=== WHAT YOU HAVE TO DO ===
Reproduce every line of the material below, but drop the pictures.

Stored data
----

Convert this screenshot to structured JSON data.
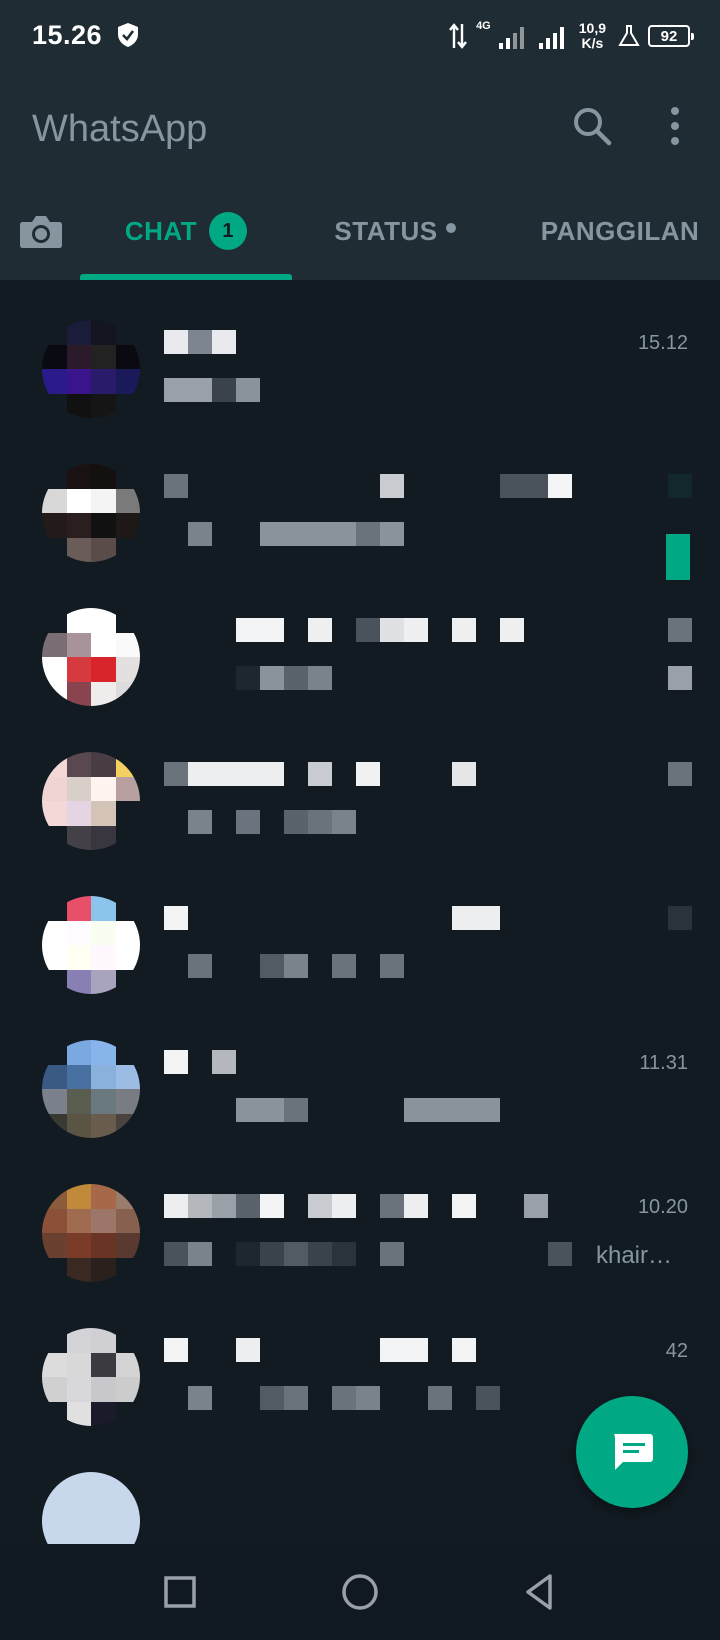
{
  "statusbar": {
    "time": "15.26",
    "network": "4G",
    "speed_value": "10,9",
    "speed_unit": "K/s",
    "battery": "92"
  },
  "app": {
    "title": "WhatsApp"
  },
  "tabs": {
    "chat_label": "CHAT",
    "chat_badge": "1",
    "status_label": "STATUS",
    "calls_label": "PANGGILAN"
  },
  "chats": [
    {
      "time": "15.12",
      "preview_tail": ""
    },
    {
      "time": "",
      "preview_tail": ""
    },
    {
      "time": "",
      "preview_tail": ""
    },
    {
      "time": "",
      "preview_tail": ""
    },
    {
      "time": "",
      "preview_tail": ""
    },
    {
      "time": "11.31",
      "preview_tail": ""
    },
    {
      "time": "10.20",
      "preview_tail": "khair…"
    },
    {
      "time": "42",
      "preview_tail": ""
    }
  ],
  "colors": {
    "accent": "#00a884",
    "background": "#121b22",
    "header": "#202c33",
    "muted": "#8696a0"
  }
}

----

=== RESULT OF THE TASK ===
Convert this screenshot to structured JSON data.
{
  "statusbar": {
    "time": "15.26",
    "network": "4G",
    "speed_value": "10,9",
    "speed_unit": "K/s",
    "battery": "92"
  },
  "app": {
    "title": "WhatsApp"
  },
  "tabs": {
    "chat_label": "CHAT",
    "chat_badge": "1",
    "status_label": "STATUS",
    "calls_label": "PANGGILAN"
  },
  "chats": [
    {
      "time": "15.12",
      "preview_tail": ""
    },
    {
      "time": "",
      "preview_tail": ""
    },
    {
      "time": "",
      "preview_tail": ""
    },
    {
      "time": "",
      "preview_tail": ""
    },
    {
      "time": "",
      "preview_tail": ""
    },
    {
      "time": "11.31",
      "preview_tail": ""
    },
    {
      "time": "10.20",
      "preview_tail": "khair…"
    },
    {
      "time": "42",
      "preview_tail": ""
    }
  ],
  "colors": {
    "accent": "#00a884",
    "background": "#121b22",
    "header": "#202c33",
    "muted": "#8696a0"
  }
}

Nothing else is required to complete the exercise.